___ Record set ___

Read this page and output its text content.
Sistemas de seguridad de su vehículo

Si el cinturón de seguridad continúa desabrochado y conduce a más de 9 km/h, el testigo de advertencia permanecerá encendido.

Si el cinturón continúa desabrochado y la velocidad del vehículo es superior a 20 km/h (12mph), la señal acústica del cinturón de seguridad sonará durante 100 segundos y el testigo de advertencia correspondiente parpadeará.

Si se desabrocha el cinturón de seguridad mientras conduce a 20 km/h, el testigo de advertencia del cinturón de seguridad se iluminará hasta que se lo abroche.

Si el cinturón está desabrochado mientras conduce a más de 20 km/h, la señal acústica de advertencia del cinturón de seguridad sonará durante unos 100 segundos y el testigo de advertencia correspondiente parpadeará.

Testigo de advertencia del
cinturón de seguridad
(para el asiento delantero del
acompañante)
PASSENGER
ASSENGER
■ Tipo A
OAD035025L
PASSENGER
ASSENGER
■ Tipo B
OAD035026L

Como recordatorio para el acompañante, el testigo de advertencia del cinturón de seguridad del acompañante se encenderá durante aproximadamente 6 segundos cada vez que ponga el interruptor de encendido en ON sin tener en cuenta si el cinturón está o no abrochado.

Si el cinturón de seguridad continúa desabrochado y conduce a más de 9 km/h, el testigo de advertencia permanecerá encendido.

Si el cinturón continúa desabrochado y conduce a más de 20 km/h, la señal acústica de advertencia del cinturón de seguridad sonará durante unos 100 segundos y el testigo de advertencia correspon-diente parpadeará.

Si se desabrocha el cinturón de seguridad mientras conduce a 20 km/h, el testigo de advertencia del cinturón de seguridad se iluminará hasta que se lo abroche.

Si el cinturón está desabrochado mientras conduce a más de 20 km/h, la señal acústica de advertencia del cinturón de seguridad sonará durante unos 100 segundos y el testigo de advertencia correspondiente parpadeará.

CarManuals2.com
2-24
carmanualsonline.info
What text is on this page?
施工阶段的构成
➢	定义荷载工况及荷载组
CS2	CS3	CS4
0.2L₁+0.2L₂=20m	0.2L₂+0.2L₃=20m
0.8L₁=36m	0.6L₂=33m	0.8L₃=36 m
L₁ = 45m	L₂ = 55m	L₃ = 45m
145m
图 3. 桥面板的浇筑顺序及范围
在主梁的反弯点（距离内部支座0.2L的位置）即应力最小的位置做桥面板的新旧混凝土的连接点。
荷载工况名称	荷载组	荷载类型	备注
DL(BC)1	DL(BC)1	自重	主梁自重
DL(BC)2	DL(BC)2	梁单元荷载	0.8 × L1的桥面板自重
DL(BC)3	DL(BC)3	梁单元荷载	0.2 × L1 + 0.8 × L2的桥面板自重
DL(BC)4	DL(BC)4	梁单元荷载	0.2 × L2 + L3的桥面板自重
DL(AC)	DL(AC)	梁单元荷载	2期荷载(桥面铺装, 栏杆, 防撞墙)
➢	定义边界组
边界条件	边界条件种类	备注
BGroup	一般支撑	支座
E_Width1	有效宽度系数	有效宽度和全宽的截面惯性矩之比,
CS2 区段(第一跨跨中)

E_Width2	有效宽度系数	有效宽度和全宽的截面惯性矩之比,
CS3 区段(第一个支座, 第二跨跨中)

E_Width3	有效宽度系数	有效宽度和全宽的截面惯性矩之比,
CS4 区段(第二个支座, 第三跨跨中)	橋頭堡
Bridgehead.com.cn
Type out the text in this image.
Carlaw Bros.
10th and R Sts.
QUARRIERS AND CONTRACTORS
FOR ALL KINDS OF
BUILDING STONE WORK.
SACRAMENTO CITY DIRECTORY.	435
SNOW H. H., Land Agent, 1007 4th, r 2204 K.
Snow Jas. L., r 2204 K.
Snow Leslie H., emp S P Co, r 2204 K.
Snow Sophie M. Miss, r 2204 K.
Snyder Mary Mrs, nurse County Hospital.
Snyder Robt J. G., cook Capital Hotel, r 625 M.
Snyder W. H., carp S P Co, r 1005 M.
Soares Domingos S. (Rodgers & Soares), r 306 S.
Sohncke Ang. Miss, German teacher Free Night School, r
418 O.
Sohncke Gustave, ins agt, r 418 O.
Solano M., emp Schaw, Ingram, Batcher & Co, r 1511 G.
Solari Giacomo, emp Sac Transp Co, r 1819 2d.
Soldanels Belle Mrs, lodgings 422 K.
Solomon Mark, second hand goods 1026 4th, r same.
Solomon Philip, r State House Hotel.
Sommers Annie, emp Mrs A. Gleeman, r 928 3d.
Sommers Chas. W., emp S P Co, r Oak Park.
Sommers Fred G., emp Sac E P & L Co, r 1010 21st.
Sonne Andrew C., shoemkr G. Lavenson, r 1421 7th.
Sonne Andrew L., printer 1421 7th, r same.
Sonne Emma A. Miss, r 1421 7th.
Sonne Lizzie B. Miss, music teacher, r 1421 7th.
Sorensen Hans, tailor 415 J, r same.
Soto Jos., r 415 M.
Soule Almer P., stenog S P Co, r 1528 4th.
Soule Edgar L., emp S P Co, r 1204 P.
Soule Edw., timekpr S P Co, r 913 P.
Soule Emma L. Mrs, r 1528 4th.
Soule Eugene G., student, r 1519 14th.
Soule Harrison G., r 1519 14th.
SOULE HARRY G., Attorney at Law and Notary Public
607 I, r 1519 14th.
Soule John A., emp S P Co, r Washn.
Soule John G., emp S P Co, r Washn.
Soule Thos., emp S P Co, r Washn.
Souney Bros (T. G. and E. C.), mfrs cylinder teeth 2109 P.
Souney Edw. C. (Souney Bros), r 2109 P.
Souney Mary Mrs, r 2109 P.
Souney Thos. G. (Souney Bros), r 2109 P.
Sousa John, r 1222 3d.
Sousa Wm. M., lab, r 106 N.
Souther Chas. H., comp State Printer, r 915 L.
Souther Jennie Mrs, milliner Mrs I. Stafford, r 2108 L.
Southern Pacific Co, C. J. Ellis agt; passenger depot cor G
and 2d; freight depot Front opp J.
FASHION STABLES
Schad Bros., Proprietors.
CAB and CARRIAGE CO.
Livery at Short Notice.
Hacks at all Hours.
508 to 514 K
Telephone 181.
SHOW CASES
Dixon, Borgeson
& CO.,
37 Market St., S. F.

___

Take every line from the data above that holds "有效宽度和全宽的截面惯性矩之比" and copy it out.

— Response to the exercise —
E_Width1	有效宽度系数	有效宽度和全宽的截面惯性矩之比,
E_Width2	有效宽度系数	有效宽度和全宽的截面惯性矩之比,
E_Width3	有效宽度系数	有效宽度和全宽的截面惯性矩之比,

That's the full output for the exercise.